▸ EXERCISE DIRECTIONS
Pull out each line of the records holding the string "放肆地舔着人们的腰".

▸ DATA SUPPLIED

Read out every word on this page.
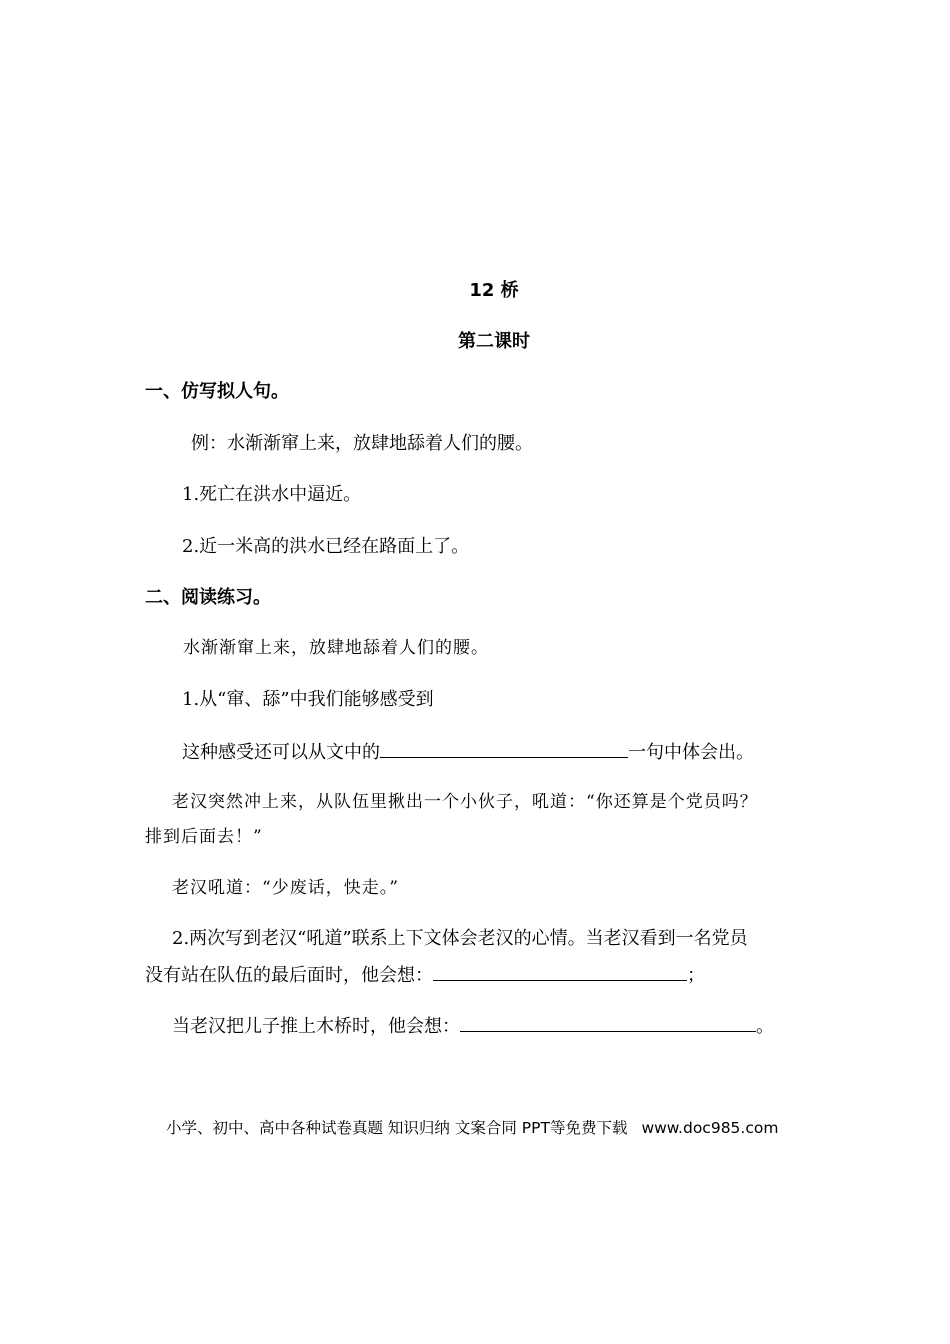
12 桥
第二课时
一、仿写拟人句。
例：水渐渐窜上来，放肆地舔着人们的腰。
1.死亡在洪水中逼近。
2.近一米高的洪水已经在路面上了。
二、阅读练习。
水渐渐窜上来，放肆地舔着人们的腰。
1.从“窜、舔”中我们能够感受到
这种感受还可以从文中的	一句中体会出。
老汉突然冲上来，从队伍里揪出一个小伙子，吼道：“你还算是个党员吗？
排到后面去！”
老汉吼道：“少废话，快走。”
2.两次写到老汉“吼道”联系上下文体会老汉的心情。当老汉看到一名党员
没有站在队伍的最后面时，他会想：	；
当老汉把儿子推上木桥时，他会想：	。
小学、初中、高中各种试卷真题 知识归纳 文案合同 PPT等免费下载 www.doc985.com
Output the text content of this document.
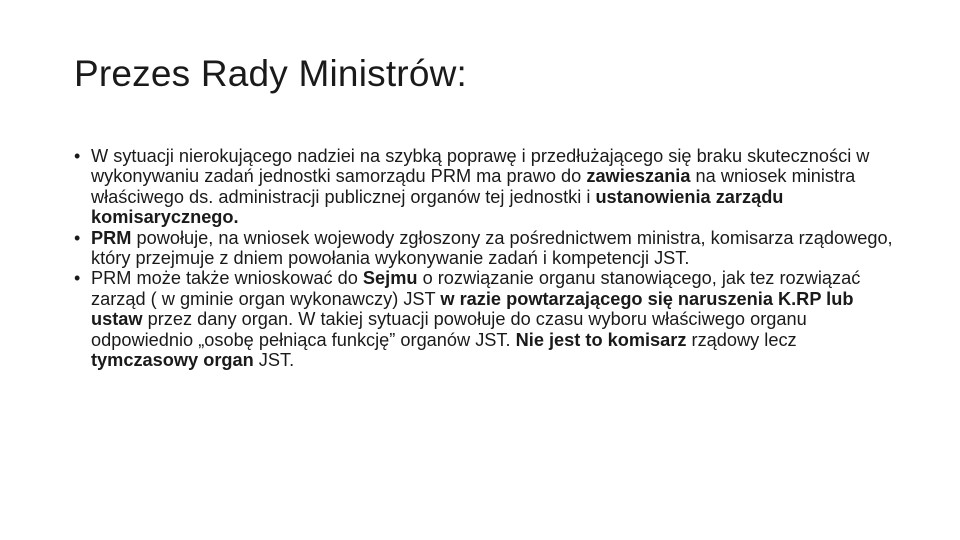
Prezes Rady Ministrów:
• W sytuacji nierokującego nadziei na szybką poprawę i przedłużającego się braku skuteczności w wykonywaniu zadań jednostki samorządu PRM ma prawo do zawieszania na wniosek ministra właściwego ds. administracji publicznej organów tej jednostki i ustanowienia zarządu komisarycznego.
• PRM powołuje, na wniosek wojewody zgłoszony za pośrednictwem ministra, komisarza rządowego, który przejmuje z dniem powołania wykonywanie zadań i kompetencji JST.
• PRM może także wnioskować do Sejmu o rozwiązanie organu stanowiącego, jak tez rozwiązać zarząd ( w gminie organ wykonawczy) JST w razie powtarzającego się naruszenia K.RP lub ustaw przez dany organ. W takiej sytuacji powołuje do czasu wyboru właściwego organu odpowiednio „osobę pełniąca funkcję” organów JST. Nie jest to komisarz rządowy lecz tymczasowy organ JST.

▸ FINISHED TASK
例：水渐渐窜上来，放肆地舔着人们的腰。
水渐渐窜上来，放肆地舔着人们的腰。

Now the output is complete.